(AIM) Update the entries by replacing "x-tick-label" with "x-axis-tick-label" wherever it occurs, and keep every other line unchanged. Leave the pictures out of your answer.

Visual layout annotation records:
-- Begin --

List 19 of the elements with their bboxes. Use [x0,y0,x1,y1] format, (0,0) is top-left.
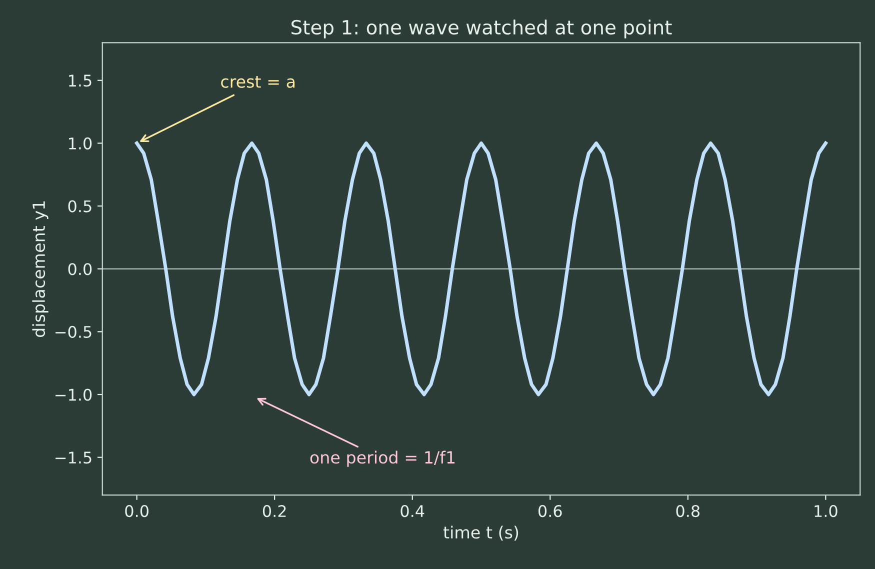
y-tick-label: 0.5 [68,200,92,212]
line-series [135,141,828,396]
y-tick-label: 1.5 [69,74,92,87]
x-axis-title: time t (s) [443,526,518,541]
x-tick-label: 0.0 [125,505,148,518]
y-axis-title: displacement y1 [32,201,48,337]
y-tick-label: 0.0 [68,263,92,276]
x-tick-label: 0.4 [400,505,424,518]
x-tick-label: 0.2 [262,505,286,518]
y-tick-label: −1.0 [56,388,92,401]
x-tick-label: 0.6 [538,505,562,518]
y-tick-label: −0.5 [56,326,92,338]
x-tick-label: 0.8 [676,505,700,518]
annotation: crest = a [221,76,295,88]
annotation: one period = 1/f1 [310,450,455,467]
y-tick-label: 1.0 [69,137,92,150]
x-tick-label: 1.0 [814,505,838,518]
chart-title: Step 1: one wave watched at one point [292,20,672,38]
y-tick-label: −1.5 [56,452,92,464]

-- End --

(RESPONSE TO THIS TASK)
List 19 of the elements with their bboxes. Use [x0,y0,x1,y1] format, (0,0) is top-left.
y-tick-label: 0.5 [68,200,92,212]
line-series [135,141,828,396]
y-tick-label: 1.5 [69,74,92,87]
x-axis-title: time t (s) [443,526,518,541]
x-axis-tick-label: 0.0 [125,505,148,518]
y-axis-title: displacement y1 [32,201,48,337]
y-tick-label: 0.0 [68,263,92,276]
x-axis-tick-label: 0.4 [400,505,424,518]
x-axis-tick-label: 0.2 [262,505,286,518]
y-tick-label: −1.0 [56,388,92,401]
x-axis-tick-label: 0.6 [538,505,562,518]
y-tick-label: −0.5 [56,326,92,338]
x-axis-tick-label: 0.8 [676,505,700,518]
annotation: crest = a [221,76,295,88]
annotation: one period = 1/f1 [310,450,455,467]
y-tick-label: 1.0 [69,137,92,150]
x-axis-tick-label: 1.0 [814,505,838,518]
chart-title: Step 1: one wave watched at one point [292,20,672,38]
y-tick-label: −1.5 [56,452,92,464]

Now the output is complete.